▶ **Task objective**
Omit the pictures, please, and give each record below again exactly.

▶ **Data provided**
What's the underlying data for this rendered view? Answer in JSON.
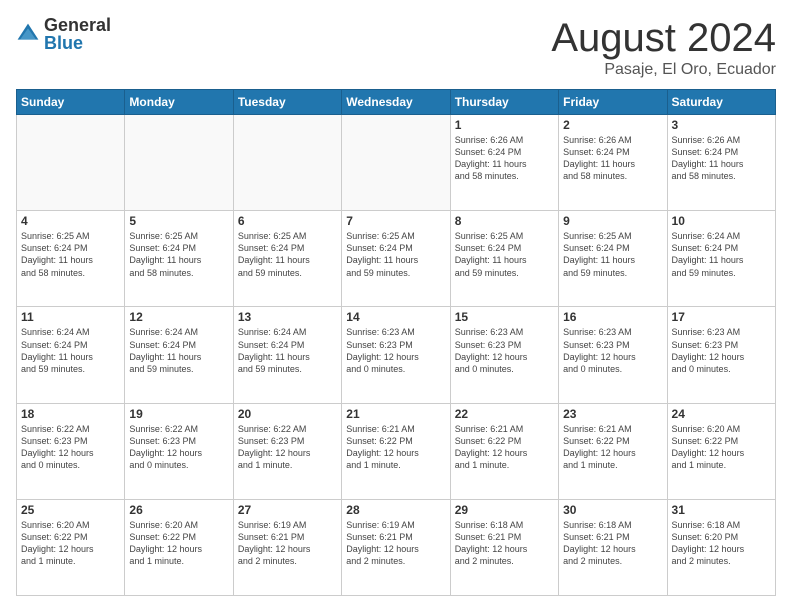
{
  "header": {
    "logo_general": "General",
    "logo_blue": "Blue",
    "month_title": "August 2024",
    "subtitle": "Pasaje, El Oro, Ecuador"
  },
  "days_of_week": [
    "Sunday",
    "Monday",
    "Tuesday",
    "Wednesday",
    "Thursday",
    "Friday",
    "Saturday"
  ],
  "weeks": [
    [
      {
        "day": "",
        "info": ""
      },
      {
        "day": "",
        "info": ""
      },
      {
        "day": "",
        "info": ""
      },
      {
        "day": "",
        "info": ""
      },
      {
        "day": "1",
        "info": "Sunrise: 6:26 AM\nSunset: 6:24 PM\nDaylight: 11 hours\nand 58 minutes."
      },
      {
        "day": "2",
        "info": "Sunrise: 6:26 AM\nSunset: 6:24 PM\nDaylight: 11 hours\nand 58 minutes."
      },
      {
        "day": "3",
        "info": "Sunrise: 6:26 AM\nSunset: 6:24 PM\nDaylight: 11 hours\nand 58 minutes."
      }
    ],
    [
      {
        "day": "4",
        "info": "Sunrise: 6:25 AM\nSunset: 6:24 PM\nDaylight: 11 hours\nand 58 minutes."
      },
      {
        "day": "5",
        "info": "Sunrise: 6:25 AM\nSunset: 6:24 PM\nDaylight: 11 hours\nand 58 minutes."
      },
      {
        "day": "6",
        "info": "Sunrise: 6:25 AM\nSunset: 6:24 PM\nDaylight: 11 hours\nand 59 minutes."
      },
      {
        "day": "7",
        "info": "Sunrise: 6:25 AM\nSunset: 6:24 PM\nDaylight: 11 hours\nand 59 minutes."
      },
      {
        "day": "8",
        "info": "Sunrise: 6:25 AM\nSunset: 6:24 PM\nDaylight: 11 hours\nand 59 minutes."
      },
      {
        "day": "9",
        "info": "Sunrise: 6:25 AM\nSunset: 6:24 PM\nDaylight: 11 hours\nand 59 minutes."
      },
      {
        "day": "10",
        "info": "Sunrise: 6:24 AM\nSunset: 6:24 PM\nDaylight: 11 hours\nand 59 minutes."
      }
    ],
    [
      {
        "day": "11",
        "info": "Sunrise: 6:24 AM\nSunset: 6:24 PM\nDaylight: 11 hours\nand 59 minutes."
      },
      {
        "day": "12",
        "info": "Sunrise: 6:24 AM\nSunset: 6:24 PM\nDaylight: 11 hours\nand 59 minutes."
      },
      {
        "day": "13",
        "info": "Sunrise: 6:24 AM\nSunset: 6:24 PM\nDaylight: 11 hours\nand 59 minutes."
      },
      {
        "day": "14",
        "info": "Sunrise: 6:23 AM\nSunset: 6:23 PM\nDaylight: 12 hours\nand 0 minutes."
      },
      {
        "day": "15",
        "info": "Sunrise: 6:23 AM\nSunset: 6:23 PM\nDaylight: 12 hours\nand 0 minutes."
      },
      {
        "day": "16",
        "info": "Sunrise: 6:23 AM\nSunset: 6:23 PM\nDaylight: 12 hours\nand 0 minutes."
      },
      {
        "day": "17",
        "info": "Sunrise: 6:23 AM\nSunset: 6:23 PM\nDaylight: 12 hours\nand 0 minutes."
      }
    ],
    [
      {
        "day": "18",
        "info": "Sunrise: 6:22 AM\nSunset: 6:23 PM\nDaylight: 12 hours\nand 0 minutes."
      },
      {
        "day": "19",
        "info": "Sunrise: 6:22 AM\nSunset: 6:23 PM\nDaylight: 12 hours\nand 0 minutes."
      },
      {
        "day": "20",
        "info": "Sunrise: 6:22 AM\nSunset: 6:23 PM\nDaylight: 12 hours\nand 1 minute."
      },
      {
        "day": "21",
        "info": "Sunrise: 6:21 AM\nSunset: 6:22 PM\nDaylight: 12 hours\nand 1 minute."
      },
      {
        "day": "22",
        "info": "Sunrise: 6:21 AM\nSunset: 6:22 PM\nDaylight: 12 hours\nand 1 minute."
      },
      {
        "day": "23",
        "info": "Sunrise: 6:21 AM\nSunset: 6:22 PM\nDaylight: 12 hours\nand 1 minute."
      },
      {
        "day": "24",
        "info": "Sunrise: 6:20 AM\nSunset: 6:22 PM\nDaylight: 12 hours\nand 1 minute."
      }
    ],
    [
      {
        "day": "25",
        "info": "Sunrise: 6:20 AM\nSunset: 6:22 PM\nDaylight: 12 hours\nand 1 minute."
      },
      {
        "day": "26",
        "info": "Sunrise: 6:20 AM\nSunset: 6:22 PM\nDaylight: 12 hours\nand 1 minute."
      },
      {
        "day": "27",
        "info": "Sunrise: 6:19 AM\nSunset: 6:21 PM\nDaylight: 12 hours\nand 2 minutes."
      },
      {
        "day": "28",
        "info": "Sunrise: 6:19 AM\nSunset: 6:21 PM\nDaylight: 12 hours\nand 2 minutes."
      },
      {
        "day": "29",
        "info": "Sunrise: 6:18 AM\nSunset: 6:21 PM\nDaylight: 12 hours\nand 2 minutes."
      },
      {
        "day": "30",
        "info": "Sunrise: 6:18 AM\nSunset: 6:21 PM\nDaylight: 12 hours\nand 2 minutes."
      },
      {
        "day": "31",
        "info": "Sunrise: 6:18 AM\nSunset: 6:20 PM\nDaylight: 12 hours\nand 2 minutes."
      }
    ]
  ]
}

▶ **Full solution**
What's the underlying data for this rendered view? Answer in JSON.
{
  "header": {
    "logo_general": "General",
    "logo_blue": "Blue",
    "month_title": "August 2024",
    "subtitle": "Pasaje, El Oro, Ecuador"
  },
  "days_of_week": [
    "Sunday",
    "Monday",
    "Tuesday",
    "Wednesday",
    "Thursday",
    "Friday",
    "Saturday"
  ],
  "weeks": [
    [
      {
        "day": "",
        "info": ""
      },
      {
        "day": "",
        "info": ""
      },
      {
        "day": "",
        "info": ""
      },
      {
        "day": "",
        "info": ""
      },
      {
        "day": "1",
        "info": "Sunrise: 6:26 AM\nSunset: 6:24 PM\nDaylight: 11 hours\nand 58 minutes."
      },
      {
        "day": "2",
        "info": "Sunrise: 6:26 AM\nSunset: 6:24 PM\nDaylight: 11 hours\nand 58 minutes."
      },
      {
        "day": "3",
        "info": "Sunrise: 6:26 AM\nSunset: 6:24 PM\nDaylight: 11 hours\nand 58 minutes."
      }
    ],
    [
      {
        "day": "4",
        "info": "Sunrise: 6:25 AM\nSunset: 6:24 PM\nDaylight: 11 hours\nand 58 minutes."
      },
      {
        "day": "5",
        "info": "Sunrise: 6:25 AM\nSunset: 6:24 PM\nDaylight: 11 hours\nand 58 minutes."
      },
      {
        "day": "6",
        "info": "Sunrise: 6:25 AM\nSunset: 6:24 PM\nDaylight: 11 hours\nand 59 minutes."
      },
      {
        "day": "7",
        "info": "Sunrise: 6:25 AM\nSunset: 6:24 PM\nDaylight: 11 hours\nand 59 minutes."
      },
      {
        "day": "8",
        "info": "Sunrise: 6:25 AM\nSunset: 6:24 PM\nDaylight: 11 hours\nand 59 minutes."
      },
      {
        "day": "9",
        "info": "Sunrise: 6:25 AM\nSunset: 6:24 PM\nDaylight: 11 hours\nand 59 minutes."
      },
      {
        "day": "10",
        "info": "Sunrise: 6:24 AM\nSunset: 6:24 PM\nDaylight: 11 hours\nand 59 minutes."
      }
    ],
    [
      {
        "day": "11",
        "info": "Sunrise: 6:24 AM\nSunset: 6:24 PM\nDaylight: 11 hours\nand 59 minutes."
      },
      {
        "day": "12",
        "info": "Sunrise: 6:24 AM\nSunset: 6:24 PM\nDaylight: 11 hours\nand 59 minutes."
      },
      {
        "day": "13",
        "info": "Sunrise: 6:24 AM\nSunset: 6:24 PM\nDaylight: 11 hours\nand 59 minutes."
      },
      {
        "day": "14",
        "info": "Sunrise: 6:23 AM\nSunset: 6:23 PM\nDaylight: 12 hours\nand 0 minutes."
      },
      {
        "day": "15",
        "info": "Sunrise: 6:23 AM\nSunset: 6:23 PM\nDaylight: 12 hours\nand 0 minutes."
      },
      {
        "day": "16",
        "info": "Sunrise: 6:23 AM\nSunset: 6:23 PM\nDaylight: 12 hours\nand 0 minutes."
      },
      {
        "day": "17",
        "info": "Sunrise: 6:23 AM\nSunset: 6:23 PM\nDaylight: 12 hours\nand 0 minutes."
      }
    ],
    [
      {
        "day": "18",
        "info": "Sunrise: 6:22 AM\nSunset: 6:23 PM\nDaylight: 12 hours\nand 0 minutes."
      },
      {
        "day": "19",
        "info": "Sunrise: 6:22 AM\nSunset: 6:23 PM\nDaylight: 12 hours\nand 0 minutes."
      },
      {
        "day": "20",
        "info": "Sunrise: 6:22 AM\nSunset: 6:23 PM\nDaylight: 12 hours\nand 1 minute."
      },
      {
        "day": "21",
        "info": "Sunrise: 6:21 AM\nSunset: 6:22 PM\nDaylight: 12 hours\nand 1 minute."
      },
      {
        "day": "22",
        "info": "Sunrise: 6:21 AM\nSunset: 6:22 PM\nDaylight: 12 hours\nand 1 minute."
      },
      {
        "day": "23",
        "info": "Sunrise: 6:21 AM\nSunset: 6:22 PM\nDaylight: 12 hours\nand 1 minute."
      },
      {
        "day": "24",
        "info": "Sunrise: 6:20 AM\nSunset: 6:22 PM\nDaylight: 12 hours\nand 1 minute."
      }
    ],
    [
      {
        "day": "25",
        "info": "Sunrise: 6:20 AM\nSunset: 6:22 PM\nDaylight: 12 hours\nand 1 minute."
      },
      {
        "day": "26",
        "info": "Sunrise: 6:20 AM\nSunset: 6:22 PM\nDaylight: 12 hours\nand 1 minute."
      },
      {
        "day": "27",
        "info": "Sunrise: 6:19 AM\nSunset: 6:21 PM\nDaylight: 12 hours\nand 2 minutes."
      },
      {
        "day": "28",
        "info": "Sunrise: 6:19 AM\nSunset: 6:21 PM\nDaylight: 12 hours\nand 2 minutes."
      },
      {
        "day": "29",
        "info": "Sunrise: 6:18 AM\nSunset: 6:21 PM\nDaylight: 12 hours\nand 2 minutes."
      },
      {
        "day": "30",
        "info": "Sunrise: 6:18 AM\nSunset: 6:21 PM\nDaylight: 12 hours\nand 2 minutes."
      },
      {
        "day": "31",
        "info": "Sunrise: 6:18 AM\nSunset: 6:20 PM\nDaylight: 12 hours\nand 2 minutes."
      }
    ]
  ]
}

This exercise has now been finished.